Produce a word-for-word copy of the listing below without its pictures.

##############################

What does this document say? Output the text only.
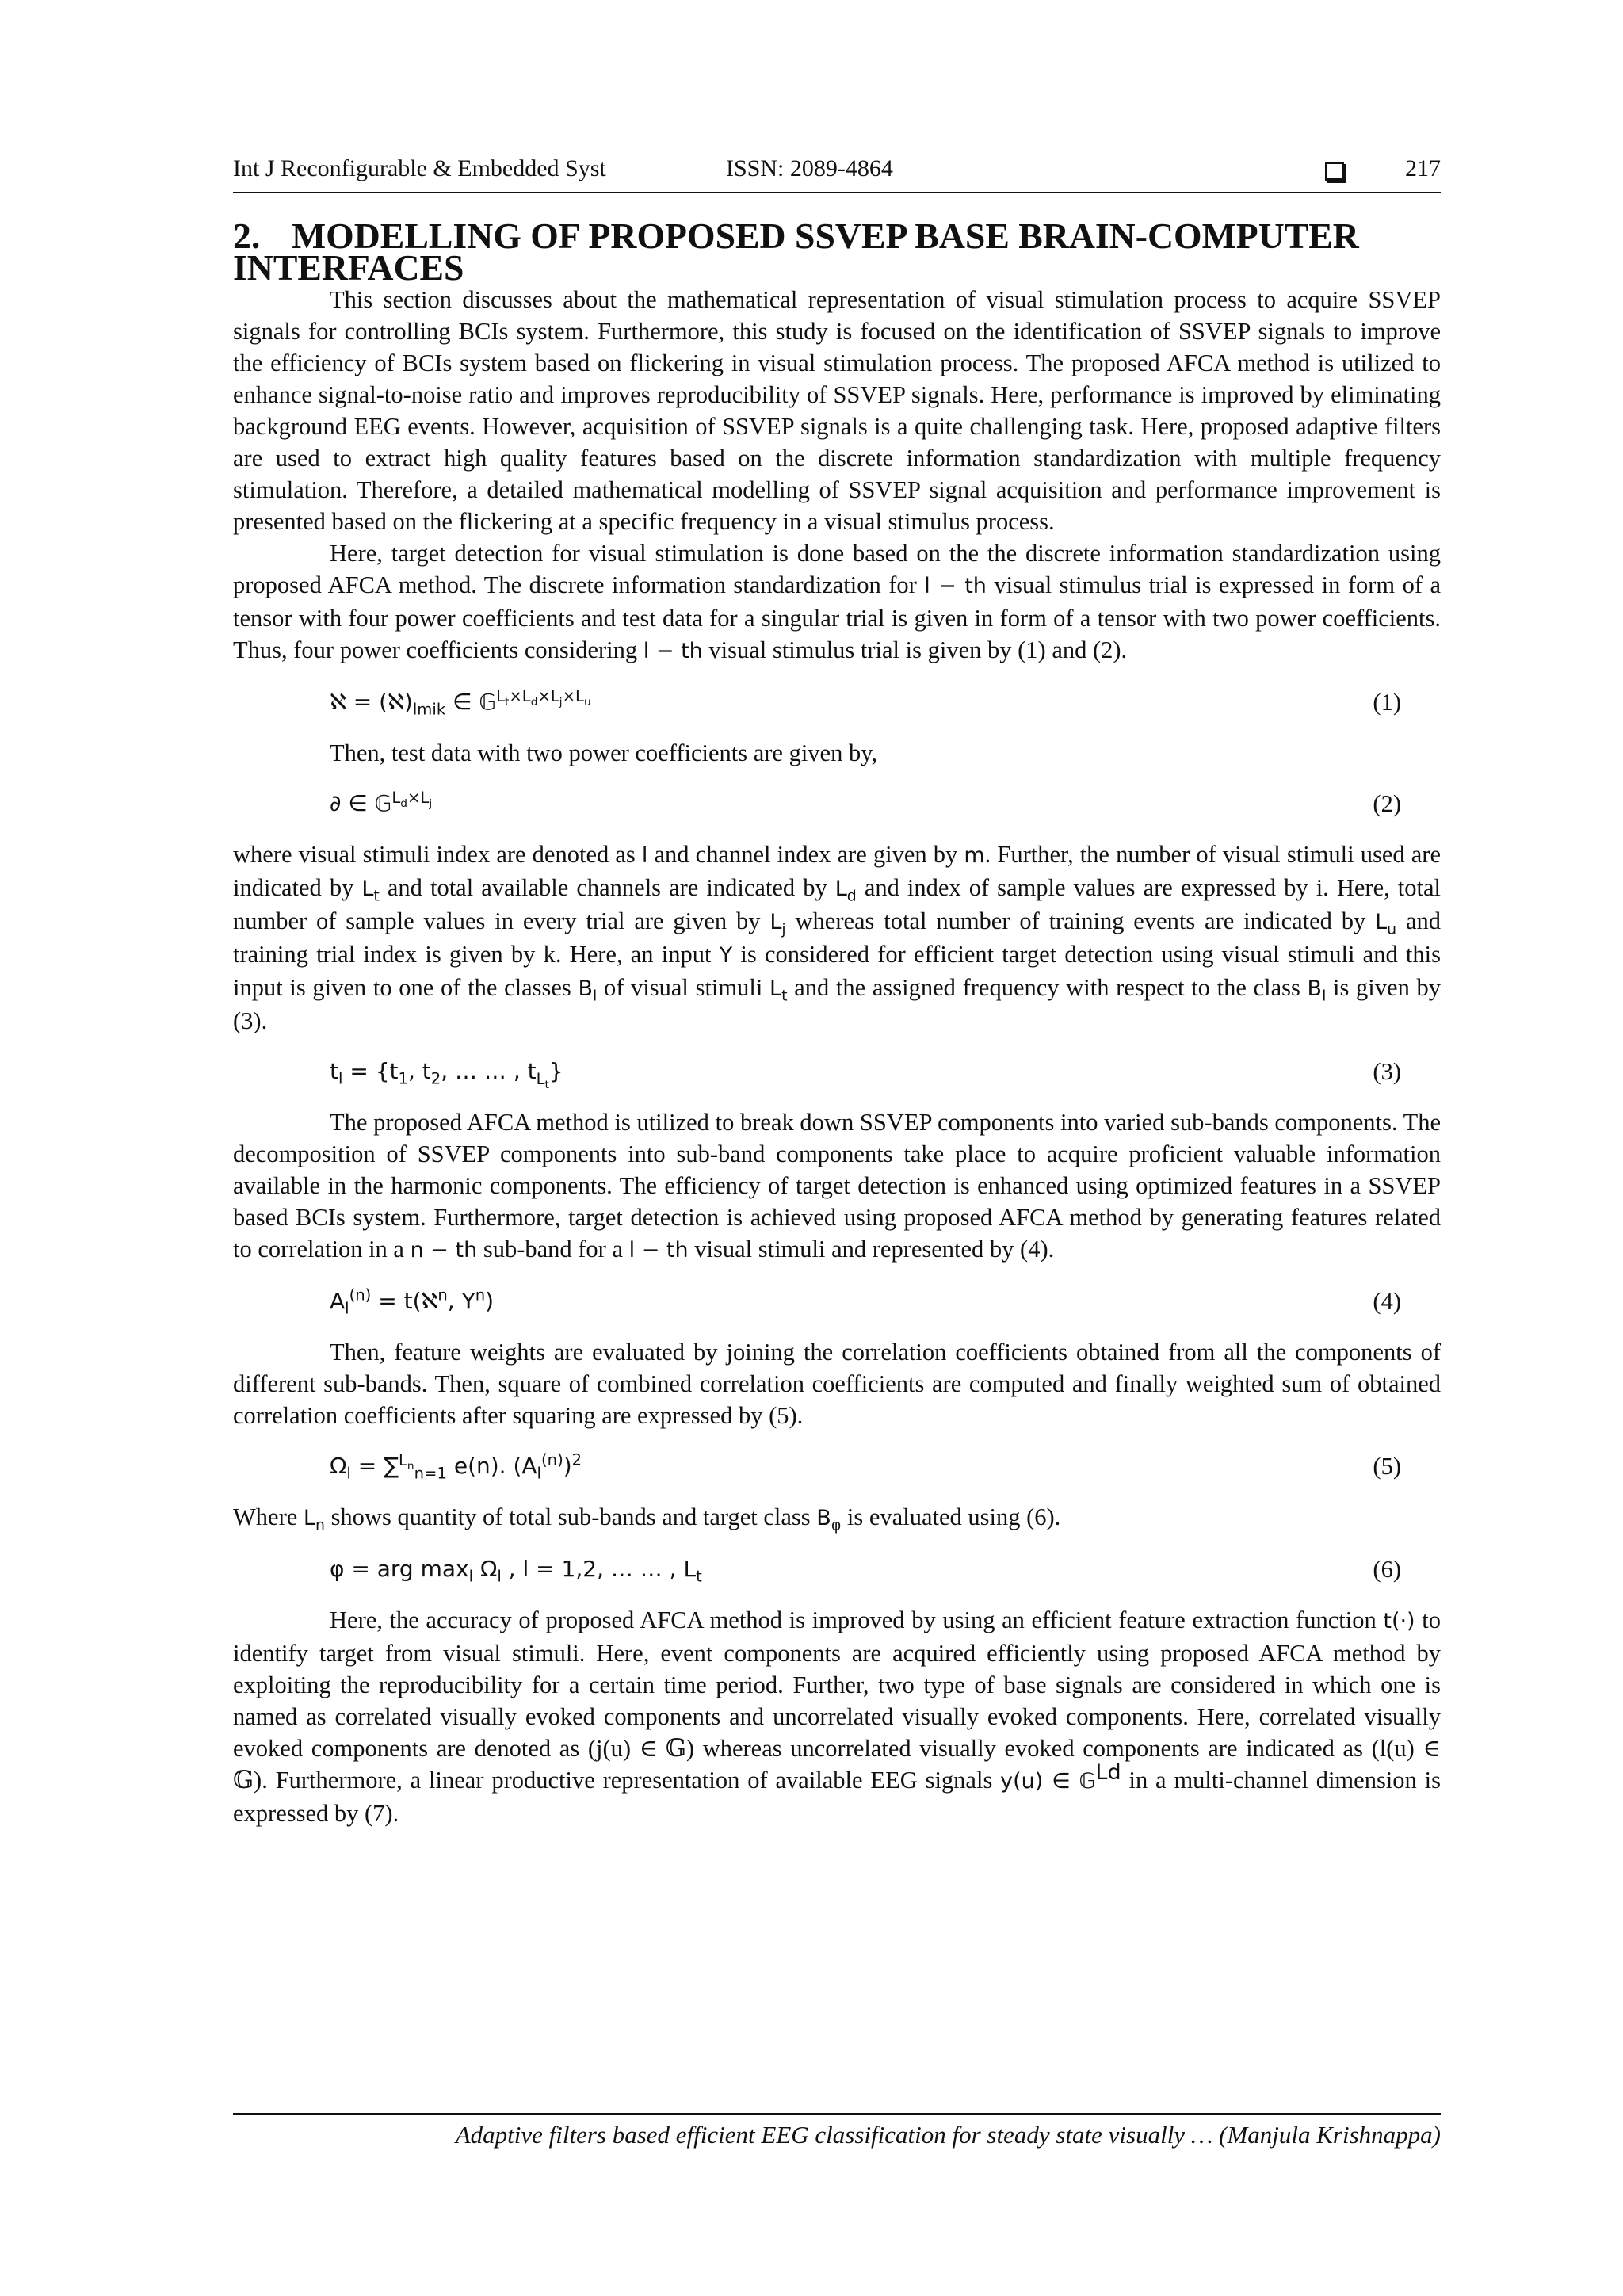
Int J Reconfigurable & Embedded Syst	ISSN: 2089-4864	217
2. MODELLING OF PROPOSED SSVEP BASE BRAIN-COMPUTER INTERFACES

This section discusses about the mathematical representation of visual stimulation process to acquire SSVEP signals for controlling BCIs system. Furthermore, this study is focused on the identification of SSVEP signals to improve the efficiency of BCIs system based on flickering in visual stimulation process. The proposed AFCA method is utilized to enhance signal-to-noise ratio and improves reproducibility of SSVEP signals. Here, performance is improved by eliminating background EEG events. However, acquisition of SSVEP signals is a quite challenging task. Here, proposed adaptive filters are used to extract high quality features based on the discrete information standardization with multiple frequency stimulation. Therefore, a detailed mathematical modelling of SSVEP signal acquisition and performance improvement is presented based on the flickering at a specific frequency in a visual stimulus process.

Here, target detection for visual stimulation is done based on the the discrete information standardization using proposed AFCA method. The discrete information standardization for l − th visual stimulus trial is expressed in form of a tensor with four power coefficients and test data for a singular trial is given in form of a tensor with two power coefficients. Thus, four power coefficients considering l − th visual stimulus trial is given by (1) and (2).

ℵ = $(ℵ)_{lmik}$ ∈ 𝔾$^{L_t\times L_d\times L_j\times L_u}$	(1)

Then, test data with two power coefficients are given by,

∂ ∈ 𝔾$^{L_d\times L_j}$	(2)

where visual stimuli index are denoted as l and channel index are given by m. Further, the number of visual stimuli used are indicated by $L_t$ and total available channels are indicated by $L_d$ and index of sample values are expressed by i. Here, total number of sample values in every trial are given by $L_j$ whereas total number of training events are indicated by $L_u$ and training trial index is given by k. Here, an input Y is considered for efficient target detection using visual stimuli and this input is given to one of the classes $B_l$ of visual stimuli $L_t$ and the assigned frequency with respect to the class $B_l$ is given by (3).

$t_l = \{t_1$, $t_2$, … … , $t_{L_t}$}	(3)

The proposed AFCA method is utilized to break down SSVEP components into varied sub-bands components. The decomposition of SSVEP components into sub-band components take place to acquire proficient valuable information available in the harmonic components. The efficiency of target detection is enhanced using optimized features in a SSVEP based BCIs system. Furthermore, target detection is achieved using proposed AFCA method by generating features related to correlation in a n − th sub-band for a l − th visual stimuli and represented by (4).

$A_l^{(n)}$ = t(ℵ$^n$, $Y^n$)	(4)

Then, feature weights are evaluated by joining the correlation coefficients obtained from all the components of different sub-bands. Then, square of combined correlation coefficients are computed and finally weighted sum of obtained correlation coefficients after squaring are expressed by (5).

$\Omega_l = \sum^{L_n}_{n=1}$ e(n). $(A_l^{(n)})^2$	(5)

Where $L_n$ shows quantity of total sub-bands and target class $B_\varphi$ is evaluated using (6).

φ = arg $\max_l \Omega_l$ , l = 1,2, … … , $L_t$	(6)

Here, the accuracy of proposed AFCA method is improved by using an efficient feature extraction function t(·) to identify target from visual stimuli. Here, event components are acquired efficiently using proposed AFCA method by exploiting the reproducibility for a certain time period. Further, two type of base signals are considered in which one is named as correlated visually evoked components and uncorrelated visually evoked components. Here, correlated visually evoked components are denoted as (j(u) ∈ 𝔾) whereas uncorrelated visually evoked components are indicated as (l(u) ∈ 𝔾). Furthermore, a linear productive representation of available EEG signals y(u) ∈ 𝔾$^{Ld}$ in a multi-channel dimension is expressed by (7).

Adaptive filters based efficient EEG classification for steady state visually … (Manjula Krishnappa)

##############################

### RESPONSE TO THE TASK
What does this document say? Output the text only.
Int J Reconfigurable & Embedded Syst	ISSN: 2089-4864	217
2. MODELLING OF PROPOSED SSVEP BASE BRAIN-COMPUTER INTERFACES

This section discusses about the mathematical representation of visual stimulation process to acquire SSVEP signals for controlling BCIs system. Furthermore, this study is focused on the identification of SSVEP signals to improve the efficiency of BCIs system based on flickering in visual stimulation process. The proposed AFCA method is utilized to enhance signal-to-noise ratio and improves reproducibility of SSVEP signals. Here, performance is improved by eliminating background EEG events. However, acquisition of SSVEP signals is a quite challenging task. Here, proposed adaptive filters are used to extract high quality features based on the discrete information standardization with multiple frequency stimulation. Therefore, a detailed mathematical modelling of SSVEP signal acquisition and performance improvement is presented based on the flickering at a specific frequency in a visual stimulus process.

Here, target detection for visual stimulation is done based on the the discrete information standardization using proposed AFCA method. The discrete information standardization for l − th visual stimulus trial is expressed in form of a tensor with four power coefficients and test data for a singular trial is given in form of a tensor with two power coefficients. Thus, four power coefficients considering l − th visual stimulus trial is given by (1) and (2).

ℵ = $(ℵ)_{lmik}$ ∈ 𝔾$^{L_t\times L_d\times L_j\times L_u}$	(1)

Then, test data with two power coefficients are given by,

∂ ∈ 𝔾$^{L_d\times L_j}$	(2)

where visual stimuli index are denoted as l and channel index are given by m. Further, the number of visual stimuli used are indicated by $L_t$ and total available channels are indicated by $L_d$ and index of sample values are expressed by i. Here, total number of sample values in every trial are given by $L_j$ whereas total number of training events are indicated by $L_u$ and training trial index is given by k. Here, an input Y is considered for efficient target detection using visual stimuli and this input is given to one of the classes $B_l$ of visual stimuli $L_t$ and the assigned frequency with respect to the class $B_l$ is given by (3).

$t_l = \{t_1$, $t_2$, … … , $t_{L_t}$}	(3)

The proposed AFCA method is utilized to break down SSVEP components into varied sub-bands components. The decomposition of SSVEP components into sub-band components take place to acquire proficient valuable information available in the harmonic components. The efficiency of target detection is enhanced using optimized features in a SSVEP based BCIs system. Furthermore, target detection is achieved using proposed AFCA method by generating features related to correlation in a n − th sub-band for a l − th visual stimuli and represented by (4).

$A_l^{(n)}$ = t(ℵ$^n$, $Y^n$)	(4)

Then, feature weights are evaluated by joining the correlation coefficients obtained from all the components of different sub-bands. Then, square of combined correlation coefficients are computed and finally weighted sum of obtained correlation coefficients after squaring are expressed by (5).

$\Omega_l = \sum^{L_n}_{n=1}$ e(n). $(A_l^{(n)})^2$	(5)

Where $L_n$ shows quantity of total sub-bands and target class $B_\varphi$ is evaluated using (6).

φ = arg $\max_l \Omega_l$ , l = 1,2, … … , $L_t$	(6)

Here, the accuracy of proposed AFCA method is improved by using an efficient feature extraction function t(·) to identify target from visual stimuli. Here, event components are acquired efficiently using proposed AFCA method by exploiting the reproducibility for a certain time period. Further, two type of base signals are considered in which one is named as correlated visually evoked components and uncorrelated visually evoked components. Here, correlated visually evoked components are denoted as (j(u) ∈ 𝔾) whereas uncorrelated visually evoked components are indicated as (l(u) ∈ 𝔾). Furthermore, a linear productive representation of available EEG signals y(u) ∈ 𝔾$^{Ld}$ in a multi-channel dimension is expressed by (7).

Adaptive filters based efficient EEG classification for steady state visually … (Manjula Krishnappa)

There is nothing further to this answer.